• _Supplied data_

--- Begin ---

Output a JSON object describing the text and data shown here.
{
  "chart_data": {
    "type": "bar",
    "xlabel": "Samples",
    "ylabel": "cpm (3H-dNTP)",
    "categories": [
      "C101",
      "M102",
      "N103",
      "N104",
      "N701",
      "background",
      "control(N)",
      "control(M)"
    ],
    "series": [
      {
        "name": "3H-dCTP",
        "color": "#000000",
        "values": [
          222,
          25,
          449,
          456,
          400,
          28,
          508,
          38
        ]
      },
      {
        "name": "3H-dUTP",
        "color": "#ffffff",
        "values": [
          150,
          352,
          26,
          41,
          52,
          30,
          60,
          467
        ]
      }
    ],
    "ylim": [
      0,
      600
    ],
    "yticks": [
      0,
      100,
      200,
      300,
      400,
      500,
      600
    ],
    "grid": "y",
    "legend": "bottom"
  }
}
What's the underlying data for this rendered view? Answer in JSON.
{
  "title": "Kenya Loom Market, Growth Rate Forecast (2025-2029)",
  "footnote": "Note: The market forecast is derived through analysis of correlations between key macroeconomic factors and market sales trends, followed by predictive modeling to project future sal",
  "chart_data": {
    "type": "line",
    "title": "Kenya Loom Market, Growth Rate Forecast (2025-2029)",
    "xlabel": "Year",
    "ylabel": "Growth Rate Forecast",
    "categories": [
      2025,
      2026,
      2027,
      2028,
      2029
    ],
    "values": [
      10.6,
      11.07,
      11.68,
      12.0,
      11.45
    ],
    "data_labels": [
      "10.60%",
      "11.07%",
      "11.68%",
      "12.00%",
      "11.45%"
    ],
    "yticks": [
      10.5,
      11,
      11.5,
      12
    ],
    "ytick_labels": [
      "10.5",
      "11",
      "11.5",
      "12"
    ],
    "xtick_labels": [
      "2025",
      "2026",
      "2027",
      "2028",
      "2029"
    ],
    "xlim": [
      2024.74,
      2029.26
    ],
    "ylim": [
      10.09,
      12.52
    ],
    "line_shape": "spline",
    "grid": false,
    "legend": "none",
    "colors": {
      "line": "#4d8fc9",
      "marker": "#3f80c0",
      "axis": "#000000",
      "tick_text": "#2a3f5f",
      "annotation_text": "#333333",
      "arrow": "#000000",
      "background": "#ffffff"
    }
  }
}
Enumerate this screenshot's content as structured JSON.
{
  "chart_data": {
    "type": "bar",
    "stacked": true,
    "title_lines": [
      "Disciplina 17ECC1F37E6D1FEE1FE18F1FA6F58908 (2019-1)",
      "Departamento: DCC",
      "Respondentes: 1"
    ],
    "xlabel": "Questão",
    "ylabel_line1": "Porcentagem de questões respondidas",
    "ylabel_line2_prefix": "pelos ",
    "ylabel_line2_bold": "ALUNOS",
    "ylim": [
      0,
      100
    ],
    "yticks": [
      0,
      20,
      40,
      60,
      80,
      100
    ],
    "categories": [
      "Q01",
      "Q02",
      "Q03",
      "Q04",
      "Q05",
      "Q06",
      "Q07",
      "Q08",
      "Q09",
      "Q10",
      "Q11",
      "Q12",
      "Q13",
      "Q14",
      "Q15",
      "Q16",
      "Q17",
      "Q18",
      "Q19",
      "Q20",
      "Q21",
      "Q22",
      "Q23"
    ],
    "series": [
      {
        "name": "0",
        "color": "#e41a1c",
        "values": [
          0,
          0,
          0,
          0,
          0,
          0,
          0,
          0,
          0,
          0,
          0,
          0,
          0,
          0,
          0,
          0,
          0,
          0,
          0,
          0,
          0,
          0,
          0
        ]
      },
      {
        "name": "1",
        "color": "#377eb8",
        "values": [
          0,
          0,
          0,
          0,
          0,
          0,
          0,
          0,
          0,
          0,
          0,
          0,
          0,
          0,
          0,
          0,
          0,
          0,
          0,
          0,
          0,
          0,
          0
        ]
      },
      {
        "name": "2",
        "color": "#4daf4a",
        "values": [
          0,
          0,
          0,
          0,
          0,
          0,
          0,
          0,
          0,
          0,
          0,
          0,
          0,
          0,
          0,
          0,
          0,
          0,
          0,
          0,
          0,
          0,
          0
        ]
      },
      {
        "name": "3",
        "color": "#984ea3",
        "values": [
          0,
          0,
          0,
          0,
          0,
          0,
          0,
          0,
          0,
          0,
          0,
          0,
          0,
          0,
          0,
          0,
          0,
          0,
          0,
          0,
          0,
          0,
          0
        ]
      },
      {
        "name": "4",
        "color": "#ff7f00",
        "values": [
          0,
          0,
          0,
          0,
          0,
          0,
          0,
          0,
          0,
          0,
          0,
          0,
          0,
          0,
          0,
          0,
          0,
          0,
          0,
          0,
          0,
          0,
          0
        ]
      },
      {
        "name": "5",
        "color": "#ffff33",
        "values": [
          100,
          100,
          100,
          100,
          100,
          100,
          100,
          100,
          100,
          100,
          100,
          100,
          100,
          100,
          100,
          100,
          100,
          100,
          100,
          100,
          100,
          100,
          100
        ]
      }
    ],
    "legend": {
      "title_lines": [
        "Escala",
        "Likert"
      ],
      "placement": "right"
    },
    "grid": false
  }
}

--- End ---

• _Prompt_
Transcribe the whole listing with nothing added or left out.

• _Exercise response_
Output a JSON object describing the text and data shown here.
{
  "chart_data": {
    "type": "bar",
    "xlabel": "Samples",
    "ylabel": "cpm (3H-dNTP)",
    "categories": [
      "C101",
      "M102",
      "N103",
      "N104",
      "N701",
      "background",
      "control(N)",
      "control(M)"
    ],
    "series": [
      {
        "name": "3H-dCTP",
        "color": "#000000",
        "values": [
          222,
          25,
          449,
          456,
          400,
          28,
          508,
          38
        ]
      },
      {
        "name": "3H-dUTP",
        "color": "#ffffff",
        "values": [
          150,
          352,
          26,
          41,
          52,
          30,
          60,
          467
        ]
      }
    ],
    "ylim": [
      0,
      600
    ],
    "yticks": [
      0,
      100,
      200,
      300,
      400,
      500,
      600
    ],
    "grid": "y",
    "legend": "bottom"
  }
}
What's the underlying data for this rendered view? Answer in JSON.
{
  "title": "Kenya Loom Market, Growth Rate Forecast (2025-2029)",
  "footnote": "Note: The market forecast is derived through analysis of correlations between key macroeconomic factors and market sales trends, followed by predictive modeling to project future sal",
  "chart_data": {
    "type": "line",
    "title": "Kenya Loom Market, Growth Rate Forecast (2025-2029)",
    "xlabel": "Year",
    "ylabel": "Growth Rate Forecast",
    "categories": [
      2025,
      2026,
      2027,
      2028,
      2029
    ],
    "values": [
      10.6,
      11.07,
      11.68,
      12.0,
      11.45
    ],
    "data_labels": [
      "10.60%",
      "11.07%",
      "11.68%",
      "12.00%",
      "11.45%"
    ],
    "yticks": [
      10.5,
      11,
      11.5,
      12
    ],
    "ytick_labels": [
      "10.5",
      "11",
      "11.5",
      "12"
    ],
    "xtick_labels": [
      "2025",
      "2026",
      "2027",
      "2028",
      "2029"
    ],
    "xlim": [
      2024.74,
      2029.26
    ],
    "ylim": [
      10.09,
      12.52
    ],
    "line_shape": "spline",
    "grid": false,
    "legend": "none",
    "colors": {
      "line": "#4d8fc9",
      "marker": "#3f80c0",
      "axis": "#000000",
      "tick_text": "#2a3f5f",
      "annotation_text": "#333333",
      "arrow": "#000000",
      "background": "#ffffff"
    }
  }
}
Enumerate this screenshot's content as structured JSON.
{
  "chart_data": {
    "type": "bar",
    "stacked": true,
    "title_lines": [
      "Disciplina 17ECC1F37E6D1FEE1FE18F1FA6F58908 (2019-1)",
      "Departamento: DCC",
      "Respondentes: 1"
    ],
    "xlabel": "Questão",
    "ylabel_line1": "Porcentagem de questões respondidas",
    "ylabel_line2_prefix": "pelos ",
    "ylabel_line2_bold": "ALUNOS",
    "ylim": [
      0,
      100
    ],
    "yticks": [
      0,
      20,
      40,
      60,
      80,
      100
    ],
    "categories": [
      "Q01",
      "Q02",
      "Q03",
      "Q04",
      "Q05",
      "Q06",
      "Q07",
      "Q08",
      "Q09",
      "Q10",
      "Q11",
      "Q12",
      "Q13",
      "Q14",
      "Q15",
      "Q16",
      "Q17",
      "Q18",
      "Q19",
      "Q20",
      "Q21",
      "Q22",
      "Q23"
    ],
    "series": [
      {
        "name": "0",
        "color": "#e41a1c",
        "values": [
          0,
          0,
          0,
          0,
          0,
          0,
          0,
          0,
          0,
          0,
          0,
          0,
          0,
          0,
          0,
          0,
          0,
          0,
          0,
          0,
          0,
          0,
          0
        ]
      },
      {
        "name": "1",
        "color": "#377eb8",
        "values": [
          0,
          0,
          0,
          0,
          0,
          0,
          0,
          0,
          0,
          0,
          0,
          0,
          0,
          0,
          0,
          0,
          0,
          0,
          0,
          0,
          0,
          0,
          0
        ]
      },
      {
        "name": "2",
        "color": "#4daf4a",
        "values": [
          0,
          0,
          0,
          0,
          0,
          0,
          0,
          0,
          0,
          0,
          0,
          0,
          0,
          0,
          0,
          0,
          0,
          0,
          0,
          0,
          0,
          0,
          0
        ]
      },
      {
        "name": "3",
        "color": "#984ea3",
        "values": [
          0,
          0,
          0,
          0,
          0,
          0,
          0,
          0,
          0,
          0,
          0,
          0,
          0,
          0,
          0,
          0,
          0,
          0,
          0,
          0,
          0,
          0,
          0
        ]
      },
      {
        "name": "4",
        "color": "#ff7f00",
        "values": [
          0,
          0,
          0,
          0,
          0,
          0,
          0,
          0,
          0,
          0,
          0,
          0,
          0,
          0,
          0,
          0,
          0,
          0,
          0,
          0,
          0,
          0,
          0
        ]
      },
      {
        "name": "5",
        "color": "#ffff33",
        "values": [
          100,
          100,
          100,
          100,
          100,
          100,
          100,
          100,
          100,
          100,
          100,
          100,
          100,
          100,
          100,
          100,
          100,
          100,
          100,
          100,
          100,
          100,
          100
        ]
      }
    ],
    "legend": {
      "title_lines": [
        "Escala",
        "Likert"
      ],
      "placement": "right"
    },
    "grid": false
  }
}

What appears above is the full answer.